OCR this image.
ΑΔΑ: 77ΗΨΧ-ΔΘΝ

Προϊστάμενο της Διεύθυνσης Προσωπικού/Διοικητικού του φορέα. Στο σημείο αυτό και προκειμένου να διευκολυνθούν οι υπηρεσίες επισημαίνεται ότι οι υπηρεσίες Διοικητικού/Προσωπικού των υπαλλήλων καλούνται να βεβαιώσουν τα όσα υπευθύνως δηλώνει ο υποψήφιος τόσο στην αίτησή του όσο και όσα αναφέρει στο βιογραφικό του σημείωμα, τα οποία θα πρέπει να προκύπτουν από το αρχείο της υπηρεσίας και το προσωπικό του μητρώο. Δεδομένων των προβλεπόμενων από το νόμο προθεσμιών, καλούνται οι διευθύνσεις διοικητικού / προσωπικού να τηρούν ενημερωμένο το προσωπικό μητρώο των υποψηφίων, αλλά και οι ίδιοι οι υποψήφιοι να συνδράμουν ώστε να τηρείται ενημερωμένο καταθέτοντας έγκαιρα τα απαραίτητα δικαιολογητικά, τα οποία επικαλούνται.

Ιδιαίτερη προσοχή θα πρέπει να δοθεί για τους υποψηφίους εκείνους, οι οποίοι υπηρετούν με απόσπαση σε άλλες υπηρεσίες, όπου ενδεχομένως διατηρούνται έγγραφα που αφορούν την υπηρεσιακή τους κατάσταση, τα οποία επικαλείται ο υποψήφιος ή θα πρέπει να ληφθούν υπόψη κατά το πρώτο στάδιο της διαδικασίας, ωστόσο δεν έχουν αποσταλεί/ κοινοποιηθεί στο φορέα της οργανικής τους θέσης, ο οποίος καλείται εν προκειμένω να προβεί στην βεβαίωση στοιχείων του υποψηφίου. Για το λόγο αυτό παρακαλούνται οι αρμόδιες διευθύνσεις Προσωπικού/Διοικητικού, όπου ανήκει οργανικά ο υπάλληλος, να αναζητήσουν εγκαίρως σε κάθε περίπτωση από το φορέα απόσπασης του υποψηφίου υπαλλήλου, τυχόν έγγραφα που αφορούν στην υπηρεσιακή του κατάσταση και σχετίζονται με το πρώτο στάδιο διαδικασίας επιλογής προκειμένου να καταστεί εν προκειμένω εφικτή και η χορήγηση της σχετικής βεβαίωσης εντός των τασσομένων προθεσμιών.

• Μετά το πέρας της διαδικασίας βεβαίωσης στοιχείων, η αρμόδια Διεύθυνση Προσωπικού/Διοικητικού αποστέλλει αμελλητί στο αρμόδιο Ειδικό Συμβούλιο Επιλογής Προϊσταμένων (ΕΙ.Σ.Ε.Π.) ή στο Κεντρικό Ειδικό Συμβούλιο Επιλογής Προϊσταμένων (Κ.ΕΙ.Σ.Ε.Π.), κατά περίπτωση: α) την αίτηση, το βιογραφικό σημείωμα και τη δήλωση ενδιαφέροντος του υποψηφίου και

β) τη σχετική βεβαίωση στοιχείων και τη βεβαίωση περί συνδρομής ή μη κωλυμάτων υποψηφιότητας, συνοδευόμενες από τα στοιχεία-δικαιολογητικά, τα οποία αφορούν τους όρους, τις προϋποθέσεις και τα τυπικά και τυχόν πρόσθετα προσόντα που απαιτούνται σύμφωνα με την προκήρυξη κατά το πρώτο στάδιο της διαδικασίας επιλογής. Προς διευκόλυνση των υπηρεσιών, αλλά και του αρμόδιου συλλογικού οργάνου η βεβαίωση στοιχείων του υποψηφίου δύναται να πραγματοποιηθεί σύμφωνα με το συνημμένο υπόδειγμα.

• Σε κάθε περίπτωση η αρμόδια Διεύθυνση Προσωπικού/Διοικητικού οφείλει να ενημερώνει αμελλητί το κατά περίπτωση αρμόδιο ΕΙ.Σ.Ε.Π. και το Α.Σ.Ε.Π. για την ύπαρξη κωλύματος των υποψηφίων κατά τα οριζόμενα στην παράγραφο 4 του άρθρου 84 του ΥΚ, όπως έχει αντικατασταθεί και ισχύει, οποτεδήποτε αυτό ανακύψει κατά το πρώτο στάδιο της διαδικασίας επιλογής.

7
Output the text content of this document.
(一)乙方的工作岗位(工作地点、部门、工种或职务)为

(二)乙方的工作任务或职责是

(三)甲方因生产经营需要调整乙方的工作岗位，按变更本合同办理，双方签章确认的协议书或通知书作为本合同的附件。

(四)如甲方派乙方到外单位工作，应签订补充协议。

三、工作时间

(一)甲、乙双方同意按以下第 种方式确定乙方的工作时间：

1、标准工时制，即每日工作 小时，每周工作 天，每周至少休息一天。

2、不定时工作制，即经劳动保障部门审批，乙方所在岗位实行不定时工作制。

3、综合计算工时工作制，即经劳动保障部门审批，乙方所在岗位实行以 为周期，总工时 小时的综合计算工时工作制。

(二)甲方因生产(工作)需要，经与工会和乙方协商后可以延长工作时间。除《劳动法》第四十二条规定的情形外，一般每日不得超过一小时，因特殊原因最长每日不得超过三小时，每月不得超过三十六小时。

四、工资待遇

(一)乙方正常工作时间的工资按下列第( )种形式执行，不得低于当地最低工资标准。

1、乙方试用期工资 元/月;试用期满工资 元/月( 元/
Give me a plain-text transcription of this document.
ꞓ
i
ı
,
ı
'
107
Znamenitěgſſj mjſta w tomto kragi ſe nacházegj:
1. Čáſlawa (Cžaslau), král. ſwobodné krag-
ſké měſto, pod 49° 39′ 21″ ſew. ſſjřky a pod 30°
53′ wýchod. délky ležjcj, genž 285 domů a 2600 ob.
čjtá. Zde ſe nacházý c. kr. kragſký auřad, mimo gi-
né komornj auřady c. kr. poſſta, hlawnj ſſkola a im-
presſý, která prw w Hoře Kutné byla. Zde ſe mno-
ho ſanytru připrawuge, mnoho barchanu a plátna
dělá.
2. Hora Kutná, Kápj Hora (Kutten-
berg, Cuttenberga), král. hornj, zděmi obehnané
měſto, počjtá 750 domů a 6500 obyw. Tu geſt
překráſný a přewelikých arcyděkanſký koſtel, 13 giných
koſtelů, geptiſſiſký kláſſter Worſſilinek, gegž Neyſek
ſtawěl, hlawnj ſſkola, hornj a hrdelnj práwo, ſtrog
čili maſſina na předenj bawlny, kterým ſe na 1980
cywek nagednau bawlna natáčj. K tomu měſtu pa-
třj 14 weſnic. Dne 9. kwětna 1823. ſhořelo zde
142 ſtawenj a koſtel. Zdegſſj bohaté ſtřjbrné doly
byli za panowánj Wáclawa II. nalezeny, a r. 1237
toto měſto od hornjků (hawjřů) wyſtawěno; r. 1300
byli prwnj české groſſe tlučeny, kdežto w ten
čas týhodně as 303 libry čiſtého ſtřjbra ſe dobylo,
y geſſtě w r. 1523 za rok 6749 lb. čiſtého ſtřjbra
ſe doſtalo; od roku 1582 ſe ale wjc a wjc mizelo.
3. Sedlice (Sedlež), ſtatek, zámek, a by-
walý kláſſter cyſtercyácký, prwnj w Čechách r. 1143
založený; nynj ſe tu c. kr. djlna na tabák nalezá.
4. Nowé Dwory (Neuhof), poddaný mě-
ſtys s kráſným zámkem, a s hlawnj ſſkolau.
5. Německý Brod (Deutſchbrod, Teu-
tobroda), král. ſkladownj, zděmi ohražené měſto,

● WHAT YOU ARE ASKED TO DO
Give only the count of lines in the data that include the string "this".

● RESULT
3